Requirement. Go through the data below and gather each line containing "true".

Data supplied.

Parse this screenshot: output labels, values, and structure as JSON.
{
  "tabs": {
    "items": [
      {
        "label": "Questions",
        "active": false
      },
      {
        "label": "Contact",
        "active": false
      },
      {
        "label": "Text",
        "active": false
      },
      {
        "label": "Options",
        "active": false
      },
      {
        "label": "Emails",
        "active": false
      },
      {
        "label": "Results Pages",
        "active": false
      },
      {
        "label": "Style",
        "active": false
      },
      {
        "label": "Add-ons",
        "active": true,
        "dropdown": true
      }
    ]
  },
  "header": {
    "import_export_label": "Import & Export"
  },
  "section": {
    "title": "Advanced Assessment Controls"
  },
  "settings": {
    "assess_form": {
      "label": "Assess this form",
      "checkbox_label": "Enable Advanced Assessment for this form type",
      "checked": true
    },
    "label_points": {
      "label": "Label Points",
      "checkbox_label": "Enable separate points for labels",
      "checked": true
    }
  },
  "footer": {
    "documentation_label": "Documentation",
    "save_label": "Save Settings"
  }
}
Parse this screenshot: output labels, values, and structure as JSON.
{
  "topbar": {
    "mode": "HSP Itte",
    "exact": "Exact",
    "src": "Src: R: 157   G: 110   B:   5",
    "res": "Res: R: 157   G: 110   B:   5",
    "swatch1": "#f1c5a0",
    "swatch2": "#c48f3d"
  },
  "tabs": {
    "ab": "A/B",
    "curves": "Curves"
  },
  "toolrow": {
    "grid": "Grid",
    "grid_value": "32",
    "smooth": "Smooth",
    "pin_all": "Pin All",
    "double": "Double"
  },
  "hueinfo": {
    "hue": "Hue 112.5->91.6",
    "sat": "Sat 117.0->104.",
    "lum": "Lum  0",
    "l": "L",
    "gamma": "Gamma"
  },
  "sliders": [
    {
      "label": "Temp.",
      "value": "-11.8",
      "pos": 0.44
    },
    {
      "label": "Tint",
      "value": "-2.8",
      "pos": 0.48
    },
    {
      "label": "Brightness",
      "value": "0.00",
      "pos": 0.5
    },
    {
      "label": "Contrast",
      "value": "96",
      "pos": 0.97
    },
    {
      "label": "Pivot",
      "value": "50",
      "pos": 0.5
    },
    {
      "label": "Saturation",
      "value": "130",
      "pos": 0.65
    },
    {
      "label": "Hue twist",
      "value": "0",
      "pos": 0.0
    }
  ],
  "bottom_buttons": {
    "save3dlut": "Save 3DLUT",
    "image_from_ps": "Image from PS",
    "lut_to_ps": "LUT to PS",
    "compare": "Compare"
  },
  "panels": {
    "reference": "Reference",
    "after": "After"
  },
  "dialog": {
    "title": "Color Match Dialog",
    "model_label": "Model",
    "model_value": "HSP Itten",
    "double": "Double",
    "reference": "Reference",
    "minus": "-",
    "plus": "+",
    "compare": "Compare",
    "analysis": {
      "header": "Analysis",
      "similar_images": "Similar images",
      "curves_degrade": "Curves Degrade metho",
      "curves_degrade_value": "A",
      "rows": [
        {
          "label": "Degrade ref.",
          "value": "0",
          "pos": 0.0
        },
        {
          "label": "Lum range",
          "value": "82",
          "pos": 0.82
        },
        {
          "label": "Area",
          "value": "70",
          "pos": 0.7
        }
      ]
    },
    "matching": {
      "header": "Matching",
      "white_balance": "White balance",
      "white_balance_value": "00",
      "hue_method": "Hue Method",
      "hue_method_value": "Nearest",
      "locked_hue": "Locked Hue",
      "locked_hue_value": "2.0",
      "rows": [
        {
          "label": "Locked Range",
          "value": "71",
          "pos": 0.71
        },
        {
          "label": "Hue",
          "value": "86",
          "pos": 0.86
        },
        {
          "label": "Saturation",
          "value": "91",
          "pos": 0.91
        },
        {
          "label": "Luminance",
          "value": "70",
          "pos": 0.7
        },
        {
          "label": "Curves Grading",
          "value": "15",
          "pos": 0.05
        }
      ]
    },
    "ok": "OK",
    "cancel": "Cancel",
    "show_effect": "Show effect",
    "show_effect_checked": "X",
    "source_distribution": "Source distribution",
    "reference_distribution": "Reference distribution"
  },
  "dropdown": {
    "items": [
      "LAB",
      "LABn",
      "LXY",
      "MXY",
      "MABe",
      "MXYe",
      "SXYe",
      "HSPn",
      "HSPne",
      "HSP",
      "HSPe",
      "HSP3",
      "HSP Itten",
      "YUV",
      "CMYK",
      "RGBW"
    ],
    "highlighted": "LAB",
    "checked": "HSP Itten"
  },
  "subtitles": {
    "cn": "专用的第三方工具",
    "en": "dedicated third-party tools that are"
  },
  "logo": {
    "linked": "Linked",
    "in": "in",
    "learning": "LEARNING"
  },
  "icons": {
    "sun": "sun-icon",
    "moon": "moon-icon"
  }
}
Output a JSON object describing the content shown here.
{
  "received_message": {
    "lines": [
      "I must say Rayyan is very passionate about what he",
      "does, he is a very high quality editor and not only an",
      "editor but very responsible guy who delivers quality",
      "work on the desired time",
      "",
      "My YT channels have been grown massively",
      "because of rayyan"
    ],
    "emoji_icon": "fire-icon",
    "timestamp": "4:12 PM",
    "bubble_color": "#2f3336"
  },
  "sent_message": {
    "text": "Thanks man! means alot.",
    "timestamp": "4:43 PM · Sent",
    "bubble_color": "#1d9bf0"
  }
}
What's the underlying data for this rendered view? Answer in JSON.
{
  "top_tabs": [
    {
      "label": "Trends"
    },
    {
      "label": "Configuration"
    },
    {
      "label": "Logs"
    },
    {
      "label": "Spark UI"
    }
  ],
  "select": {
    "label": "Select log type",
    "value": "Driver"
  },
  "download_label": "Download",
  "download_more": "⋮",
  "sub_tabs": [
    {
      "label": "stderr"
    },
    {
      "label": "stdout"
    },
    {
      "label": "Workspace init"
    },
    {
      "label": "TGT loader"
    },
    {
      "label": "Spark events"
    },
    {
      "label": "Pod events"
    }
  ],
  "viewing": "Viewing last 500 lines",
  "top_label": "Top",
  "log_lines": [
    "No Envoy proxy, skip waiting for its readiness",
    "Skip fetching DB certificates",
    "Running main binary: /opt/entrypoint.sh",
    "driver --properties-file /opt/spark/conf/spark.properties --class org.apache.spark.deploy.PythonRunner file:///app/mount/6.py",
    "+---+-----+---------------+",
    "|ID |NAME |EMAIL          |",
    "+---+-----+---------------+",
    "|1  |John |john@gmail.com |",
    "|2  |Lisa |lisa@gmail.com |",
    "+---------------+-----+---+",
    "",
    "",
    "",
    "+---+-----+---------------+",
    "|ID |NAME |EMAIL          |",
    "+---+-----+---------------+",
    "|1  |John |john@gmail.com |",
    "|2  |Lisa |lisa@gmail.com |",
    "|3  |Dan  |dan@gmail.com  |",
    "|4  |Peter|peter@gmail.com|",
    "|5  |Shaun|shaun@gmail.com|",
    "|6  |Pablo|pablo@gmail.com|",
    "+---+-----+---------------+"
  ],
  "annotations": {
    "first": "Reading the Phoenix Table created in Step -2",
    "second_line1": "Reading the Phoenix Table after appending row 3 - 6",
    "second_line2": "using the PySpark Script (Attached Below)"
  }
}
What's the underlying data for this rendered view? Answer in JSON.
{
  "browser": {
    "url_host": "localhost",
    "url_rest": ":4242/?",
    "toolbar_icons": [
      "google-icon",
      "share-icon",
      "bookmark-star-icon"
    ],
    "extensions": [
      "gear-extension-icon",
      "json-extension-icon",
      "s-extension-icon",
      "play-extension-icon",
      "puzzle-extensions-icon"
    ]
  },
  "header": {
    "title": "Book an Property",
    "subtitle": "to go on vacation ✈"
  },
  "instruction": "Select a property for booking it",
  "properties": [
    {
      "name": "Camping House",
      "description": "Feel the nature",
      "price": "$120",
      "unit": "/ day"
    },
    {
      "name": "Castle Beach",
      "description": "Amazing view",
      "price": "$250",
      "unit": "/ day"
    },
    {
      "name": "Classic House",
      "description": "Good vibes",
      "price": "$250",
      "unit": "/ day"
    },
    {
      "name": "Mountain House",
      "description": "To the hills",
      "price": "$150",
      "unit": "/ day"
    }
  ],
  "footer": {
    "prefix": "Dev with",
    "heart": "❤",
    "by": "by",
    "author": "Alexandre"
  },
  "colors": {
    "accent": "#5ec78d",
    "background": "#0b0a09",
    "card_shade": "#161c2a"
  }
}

Expected answer.
        "active": true,
        "dropdown": true
      "checked": true
      "checked": true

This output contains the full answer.